## [THE REQUEST]
Transcribe all the entries word for word, but omit the images.

## [TASK DATA]
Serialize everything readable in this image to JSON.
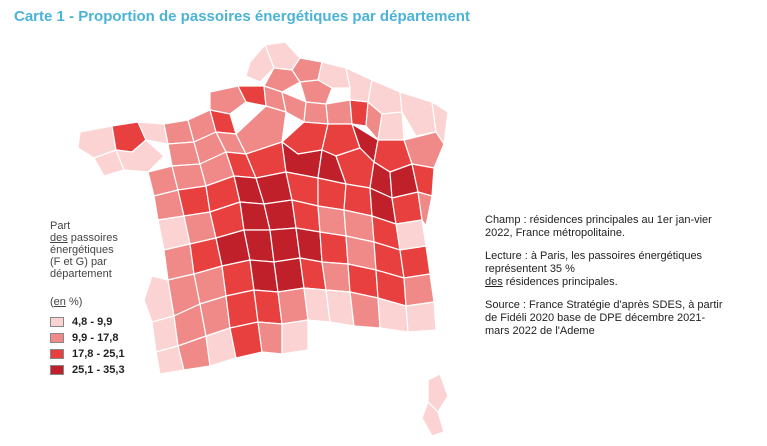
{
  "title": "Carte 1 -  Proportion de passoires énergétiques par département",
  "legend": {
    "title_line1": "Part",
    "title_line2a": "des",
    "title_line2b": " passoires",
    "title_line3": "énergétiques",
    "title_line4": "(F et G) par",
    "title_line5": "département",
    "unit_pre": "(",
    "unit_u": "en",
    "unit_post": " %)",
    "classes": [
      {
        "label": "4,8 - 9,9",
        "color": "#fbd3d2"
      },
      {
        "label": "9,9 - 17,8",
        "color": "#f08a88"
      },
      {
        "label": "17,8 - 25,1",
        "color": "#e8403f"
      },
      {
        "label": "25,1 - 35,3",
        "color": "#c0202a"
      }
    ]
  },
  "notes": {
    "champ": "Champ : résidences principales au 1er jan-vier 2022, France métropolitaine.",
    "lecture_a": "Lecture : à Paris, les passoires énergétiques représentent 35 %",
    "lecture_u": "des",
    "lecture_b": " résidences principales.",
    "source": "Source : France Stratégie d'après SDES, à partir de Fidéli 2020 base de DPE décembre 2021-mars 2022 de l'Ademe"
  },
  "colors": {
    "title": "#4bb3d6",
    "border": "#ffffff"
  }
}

## [SOLUTION FOR THIS PROBLEM]
Serialize everything readable in this image to JSON.
{
  "title": "Carte 1 -  Proportion de passoires énergétiques par département",
  "legend": {
    "title_line1": "Part",
    "title_line2a": "des",
    "title_line2b": " passoires",
    "title_line3": "énergétiques",
    "title_line4": "(F et G) par",
    "title_line5": "département",
    "unit_pre": "(",
    "unit_u": "en",
    "unit_post": " %)",
    "classes": [
      {
        "label": "4,8 - 9,9",
        "color": "#fbd3d2"
      },
      {
        "label": "9,9 - 17,8",
        "color": "#f08a88"
      },
      {
        "label": "17,8 - 25,1",
        "color": "#e8403f"
      },
      {
        "label": "25,1 - 35,3",
        "color": "#c0202a"
      }
    ]
  },
  "notes": {
    "champ": "Champ : résidences principales au 1er jan-vier 2022, France métropolitaine.",
    "lecture_a": "Lecture : à Paris, les passoires énergétiques représentent 35 %",
    "lecture_u": "des",
    "lecture_b": " résidences principales.",
    "source": "Source : France Stratégie d'après SDES, à partir de Fidéli 2020 base de DPE décembre 2021-mars 2022 de l'Ademe"
  },
  "colors": {
    "title": "#4bb3d6",
    "border": "#ffffff"
  }
}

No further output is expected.